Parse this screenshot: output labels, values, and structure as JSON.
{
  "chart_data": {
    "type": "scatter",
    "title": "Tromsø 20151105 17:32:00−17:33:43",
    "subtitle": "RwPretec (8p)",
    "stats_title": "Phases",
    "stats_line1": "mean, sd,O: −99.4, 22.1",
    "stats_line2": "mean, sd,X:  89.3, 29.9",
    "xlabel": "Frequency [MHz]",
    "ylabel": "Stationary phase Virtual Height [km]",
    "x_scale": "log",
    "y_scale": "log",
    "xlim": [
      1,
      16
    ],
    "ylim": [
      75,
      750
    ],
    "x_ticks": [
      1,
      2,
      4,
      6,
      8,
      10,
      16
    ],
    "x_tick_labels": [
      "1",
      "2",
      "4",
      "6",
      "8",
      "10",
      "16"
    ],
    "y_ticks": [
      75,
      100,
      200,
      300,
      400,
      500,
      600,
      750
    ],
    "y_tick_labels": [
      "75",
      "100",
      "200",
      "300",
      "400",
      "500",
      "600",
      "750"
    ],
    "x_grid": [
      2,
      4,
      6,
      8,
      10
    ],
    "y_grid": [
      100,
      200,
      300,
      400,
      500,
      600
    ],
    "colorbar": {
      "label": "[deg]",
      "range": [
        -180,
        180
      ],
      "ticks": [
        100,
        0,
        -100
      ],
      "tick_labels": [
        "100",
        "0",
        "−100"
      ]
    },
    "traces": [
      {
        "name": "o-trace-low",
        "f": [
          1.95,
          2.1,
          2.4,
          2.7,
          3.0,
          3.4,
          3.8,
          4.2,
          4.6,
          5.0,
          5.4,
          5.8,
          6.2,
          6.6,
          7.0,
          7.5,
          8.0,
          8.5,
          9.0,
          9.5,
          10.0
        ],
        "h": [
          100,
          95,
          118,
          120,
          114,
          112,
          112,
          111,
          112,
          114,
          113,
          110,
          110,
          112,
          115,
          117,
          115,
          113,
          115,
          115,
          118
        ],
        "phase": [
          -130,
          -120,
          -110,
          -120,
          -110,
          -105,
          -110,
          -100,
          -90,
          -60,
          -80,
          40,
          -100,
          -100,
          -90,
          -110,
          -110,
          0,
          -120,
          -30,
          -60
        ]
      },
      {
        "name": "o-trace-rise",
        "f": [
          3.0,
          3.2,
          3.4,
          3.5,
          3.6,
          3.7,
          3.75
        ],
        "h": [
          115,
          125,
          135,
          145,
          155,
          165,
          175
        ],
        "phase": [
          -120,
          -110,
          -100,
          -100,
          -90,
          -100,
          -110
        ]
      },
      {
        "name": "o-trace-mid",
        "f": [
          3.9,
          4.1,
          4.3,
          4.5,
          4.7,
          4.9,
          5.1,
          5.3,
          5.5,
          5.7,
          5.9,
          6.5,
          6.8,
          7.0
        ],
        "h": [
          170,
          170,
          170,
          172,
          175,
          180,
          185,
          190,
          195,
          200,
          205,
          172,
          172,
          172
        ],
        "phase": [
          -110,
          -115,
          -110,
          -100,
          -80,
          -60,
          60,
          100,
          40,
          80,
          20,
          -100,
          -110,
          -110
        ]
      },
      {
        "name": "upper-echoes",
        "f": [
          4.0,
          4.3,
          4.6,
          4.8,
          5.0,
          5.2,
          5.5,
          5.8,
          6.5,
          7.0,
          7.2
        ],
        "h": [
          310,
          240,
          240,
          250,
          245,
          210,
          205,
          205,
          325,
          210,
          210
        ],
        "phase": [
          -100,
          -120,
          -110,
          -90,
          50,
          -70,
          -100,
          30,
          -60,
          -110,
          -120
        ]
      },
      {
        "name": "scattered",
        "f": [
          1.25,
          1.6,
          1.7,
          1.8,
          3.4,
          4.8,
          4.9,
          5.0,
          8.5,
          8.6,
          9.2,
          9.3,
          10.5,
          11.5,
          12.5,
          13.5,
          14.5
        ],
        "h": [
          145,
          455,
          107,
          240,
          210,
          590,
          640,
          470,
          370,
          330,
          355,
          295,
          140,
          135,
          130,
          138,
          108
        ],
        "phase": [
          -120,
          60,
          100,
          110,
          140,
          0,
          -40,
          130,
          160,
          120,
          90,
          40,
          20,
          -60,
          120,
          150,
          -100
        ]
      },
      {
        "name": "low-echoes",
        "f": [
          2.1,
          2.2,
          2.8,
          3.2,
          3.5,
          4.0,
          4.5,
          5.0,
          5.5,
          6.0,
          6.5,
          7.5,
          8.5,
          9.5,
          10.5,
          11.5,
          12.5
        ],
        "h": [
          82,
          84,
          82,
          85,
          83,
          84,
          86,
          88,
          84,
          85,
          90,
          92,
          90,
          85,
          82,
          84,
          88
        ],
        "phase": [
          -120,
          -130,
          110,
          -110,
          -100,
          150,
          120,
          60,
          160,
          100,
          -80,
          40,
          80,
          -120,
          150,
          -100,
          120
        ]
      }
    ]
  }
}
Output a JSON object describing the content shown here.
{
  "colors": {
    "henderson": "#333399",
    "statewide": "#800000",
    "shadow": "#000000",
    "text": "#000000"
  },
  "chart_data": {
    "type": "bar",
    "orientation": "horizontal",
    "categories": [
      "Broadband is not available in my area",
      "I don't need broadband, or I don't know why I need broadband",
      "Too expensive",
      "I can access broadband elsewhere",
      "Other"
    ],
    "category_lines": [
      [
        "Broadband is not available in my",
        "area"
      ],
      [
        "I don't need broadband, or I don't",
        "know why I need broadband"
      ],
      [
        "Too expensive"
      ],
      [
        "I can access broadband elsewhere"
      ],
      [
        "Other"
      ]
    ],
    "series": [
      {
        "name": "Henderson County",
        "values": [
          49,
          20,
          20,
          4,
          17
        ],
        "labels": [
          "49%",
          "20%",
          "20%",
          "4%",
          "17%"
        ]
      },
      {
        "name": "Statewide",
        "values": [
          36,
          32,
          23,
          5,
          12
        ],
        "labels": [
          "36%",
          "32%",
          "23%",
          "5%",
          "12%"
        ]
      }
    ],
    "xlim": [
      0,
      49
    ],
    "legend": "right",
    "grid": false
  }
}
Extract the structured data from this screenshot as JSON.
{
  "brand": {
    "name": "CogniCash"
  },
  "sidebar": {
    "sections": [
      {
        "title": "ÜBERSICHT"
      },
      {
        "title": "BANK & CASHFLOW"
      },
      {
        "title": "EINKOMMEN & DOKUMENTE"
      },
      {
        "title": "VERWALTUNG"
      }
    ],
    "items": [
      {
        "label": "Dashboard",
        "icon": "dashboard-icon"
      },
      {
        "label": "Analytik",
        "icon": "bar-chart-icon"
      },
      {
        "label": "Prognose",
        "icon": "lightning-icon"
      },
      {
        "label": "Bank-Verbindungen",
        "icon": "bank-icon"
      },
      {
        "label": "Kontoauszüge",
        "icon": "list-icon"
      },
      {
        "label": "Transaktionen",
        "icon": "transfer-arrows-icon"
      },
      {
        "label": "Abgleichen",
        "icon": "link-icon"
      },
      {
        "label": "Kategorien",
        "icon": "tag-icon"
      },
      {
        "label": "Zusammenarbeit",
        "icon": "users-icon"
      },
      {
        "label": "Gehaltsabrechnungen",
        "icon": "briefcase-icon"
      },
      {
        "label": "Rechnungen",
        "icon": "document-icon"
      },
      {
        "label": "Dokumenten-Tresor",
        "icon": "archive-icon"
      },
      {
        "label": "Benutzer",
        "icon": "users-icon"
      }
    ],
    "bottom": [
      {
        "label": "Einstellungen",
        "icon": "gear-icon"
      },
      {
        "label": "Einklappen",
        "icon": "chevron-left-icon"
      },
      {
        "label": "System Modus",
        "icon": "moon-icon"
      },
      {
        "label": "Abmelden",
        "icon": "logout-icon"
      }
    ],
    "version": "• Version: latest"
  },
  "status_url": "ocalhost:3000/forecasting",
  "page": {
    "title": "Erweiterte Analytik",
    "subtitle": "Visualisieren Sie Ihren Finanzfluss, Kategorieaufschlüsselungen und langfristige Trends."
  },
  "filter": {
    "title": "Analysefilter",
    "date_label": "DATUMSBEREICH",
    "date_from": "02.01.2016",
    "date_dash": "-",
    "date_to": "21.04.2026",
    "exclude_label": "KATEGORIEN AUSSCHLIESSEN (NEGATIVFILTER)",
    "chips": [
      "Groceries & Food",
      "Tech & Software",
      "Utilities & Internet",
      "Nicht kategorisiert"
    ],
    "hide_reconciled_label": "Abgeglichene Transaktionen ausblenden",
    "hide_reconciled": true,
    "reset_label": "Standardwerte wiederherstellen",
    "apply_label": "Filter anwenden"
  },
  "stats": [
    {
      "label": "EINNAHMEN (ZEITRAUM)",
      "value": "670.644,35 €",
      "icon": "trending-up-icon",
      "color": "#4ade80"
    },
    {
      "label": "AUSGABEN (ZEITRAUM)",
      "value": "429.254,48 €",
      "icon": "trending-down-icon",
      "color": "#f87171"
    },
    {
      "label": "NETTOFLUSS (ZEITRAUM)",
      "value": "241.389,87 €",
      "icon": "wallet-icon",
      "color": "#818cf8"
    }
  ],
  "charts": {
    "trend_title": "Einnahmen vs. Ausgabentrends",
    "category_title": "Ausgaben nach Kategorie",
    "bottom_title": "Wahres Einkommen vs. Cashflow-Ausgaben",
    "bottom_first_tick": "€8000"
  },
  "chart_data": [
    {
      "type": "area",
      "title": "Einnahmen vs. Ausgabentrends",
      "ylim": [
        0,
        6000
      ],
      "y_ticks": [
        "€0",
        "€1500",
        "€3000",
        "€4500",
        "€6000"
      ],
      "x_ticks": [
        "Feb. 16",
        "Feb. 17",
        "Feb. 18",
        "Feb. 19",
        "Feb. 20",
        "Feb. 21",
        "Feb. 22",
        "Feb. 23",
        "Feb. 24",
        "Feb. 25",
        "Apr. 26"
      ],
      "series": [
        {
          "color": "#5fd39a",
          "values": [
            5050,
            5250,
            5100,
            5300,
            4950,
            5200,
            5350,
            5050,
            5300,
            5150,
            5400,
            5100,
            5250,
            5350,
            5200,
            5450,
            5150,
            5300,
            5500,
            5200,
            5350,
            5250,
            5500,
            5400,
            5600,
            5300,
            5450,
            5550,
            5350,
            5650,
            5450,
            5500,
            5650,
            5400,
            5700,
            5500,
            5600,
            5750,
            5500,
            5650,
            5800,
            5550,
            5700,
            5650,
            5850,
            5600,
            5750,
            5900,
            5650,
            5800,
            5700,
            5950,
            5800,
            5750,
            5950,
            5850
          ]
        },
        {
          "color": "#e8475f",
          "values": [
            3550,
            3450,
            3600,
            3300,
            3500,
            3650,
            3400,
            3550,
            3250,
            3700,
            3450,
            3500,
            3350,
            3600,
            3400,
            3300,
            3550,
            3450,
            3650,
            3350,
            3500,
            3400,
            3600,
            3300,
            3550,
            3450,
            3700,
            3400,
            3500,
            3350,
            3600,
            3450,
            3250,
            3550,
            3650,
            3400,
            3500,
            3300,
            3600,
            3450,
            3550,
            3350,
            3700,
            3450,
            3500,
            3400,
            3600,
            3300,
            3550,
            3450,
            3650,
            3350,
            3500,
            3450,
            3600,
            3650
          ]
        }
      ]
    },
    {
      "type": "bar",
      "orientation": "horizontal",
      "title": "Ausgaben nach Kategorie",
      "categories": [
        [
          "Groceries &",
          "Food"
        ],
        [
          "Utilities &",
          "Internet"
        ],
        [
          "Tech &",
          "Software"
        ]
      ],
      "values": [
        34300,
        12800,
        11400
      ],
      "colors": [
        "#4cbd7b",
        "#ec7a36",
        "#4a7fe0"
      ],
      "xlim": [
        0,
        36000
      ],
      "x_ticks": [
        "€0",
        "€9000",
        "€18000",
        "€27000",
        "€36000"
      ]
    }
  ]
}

→ **DIRECTIVE**
Pull out and copy each line containing the string "access".

→ **EXERCISE ANSWER**
      "I can access broadband elsewhere",
        "I can access broadband elsewhere"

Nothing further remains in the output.